**DIRECTIVE**
Write the entries below out again exactly; any picture in them stays out.

**Records from a collection of figures**
--

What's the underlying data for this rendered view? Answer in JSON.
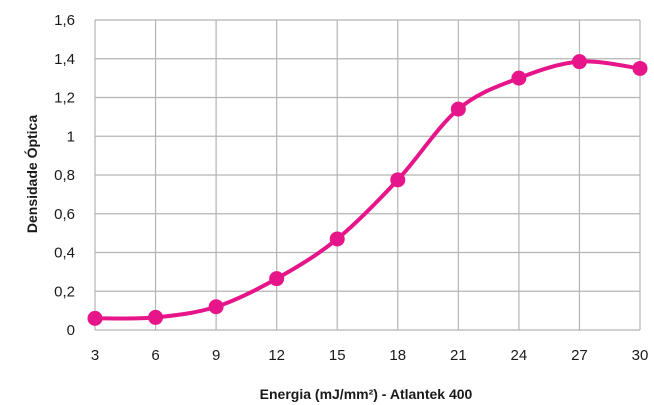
{
  "chart_data": {
    "type": "line",
    "smooth": true,
    "title": "",
    "xlabel": "Energia (mJ/mm²) - Atlantek 400",
    "ylabel": "Densidade Óptica",
    "x": [
      3,
      6,
      9,
      12,
      15,
      18,
      21,
      24,
      27,
      30
    ],
    "x_tick_labels": [
      "3",
      "6",
      "9",
      "12",
      "15",
      "18",
      "21",
      "24",
      "27",
      "30"
    ],
    "y_tick_labels": [
      "0",
      "0,2",
      "0,4",
      "0,6",
      "0,8",
      "1",
      "1,2",
      "1,4",
      "1,6"
    ],
    "xlim": [
      3,
      30
    ],
    "ylim": [
      0,
      1.6
    ],
    "y_tick_values": [
      0,
      0.2,
      0.4,
      0.6,
      0.8,
      1.0,
      1.2,
      1.4,
      1.6
    ],
    "grid": true,
    "legend": "none",
    "series": [
      {
        "color": "#e6168a",
        "values": [
          0.06,
          0.065,
          0.12,
          0.265,
          0.47,
          0.775,
          1.14,
          1.3,
          1.385,
          1.35
        ]
      }
    ],
    "colors": {
      "grid": "#b4b4b4",
      "text": "#1a1a1a"
    }
  }
}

--

**CORRECT ANSWER**
What's the underlying data for this rendered view? Answer in JSON.
{
  "chart_data": {
    "type": "line",
    "smooth": true,
    "title": "",
    "xlabel": "Energia (mJ/mm²) - Atlantek 400",
    "ylabel": "Densidade Óptica",
    "x": [
      3,
      6,
      9,
      12,
      15,
      18,
      21,
      24,
      27,
      30
    ],
    "x_tick_labels": [
      "3",
      "6",
      "9",
      "12",
      "15",
      "18",
      "21",
      "24",
      "27",
      "30"
    ],
    "y_tick_labels": [
      "0",
      "0,2",
      "0,4",
      "0,6",
      "0,8",
      "1",
      "1,2",
      "1,4",
      "1,6"
    ],
    "xlim": [
      3,
      30
    ],
    "ylim": [
      0,
      1.6
    ],
    "y_tick_values": [
      0,
      0.2,
      0.4,
      0.6,
      0.8,
      1.0,
      1.2,
      1.4,
      1.6
    ],
    "grid": true,
    "legend": "none",
    "series": [
      {
        "color": "#e6168a",
        "values": [
          0.06,
          0.065,
          0.12,
          0.265,
          0.47,
          0.775,
          1.14,
          1.3,
          1.385,
          1.35
        ]
      }
    ],
    "colors": {
      "grid": "#b4b4b4",
      "text": "#1a1a1a"
    }
  }
}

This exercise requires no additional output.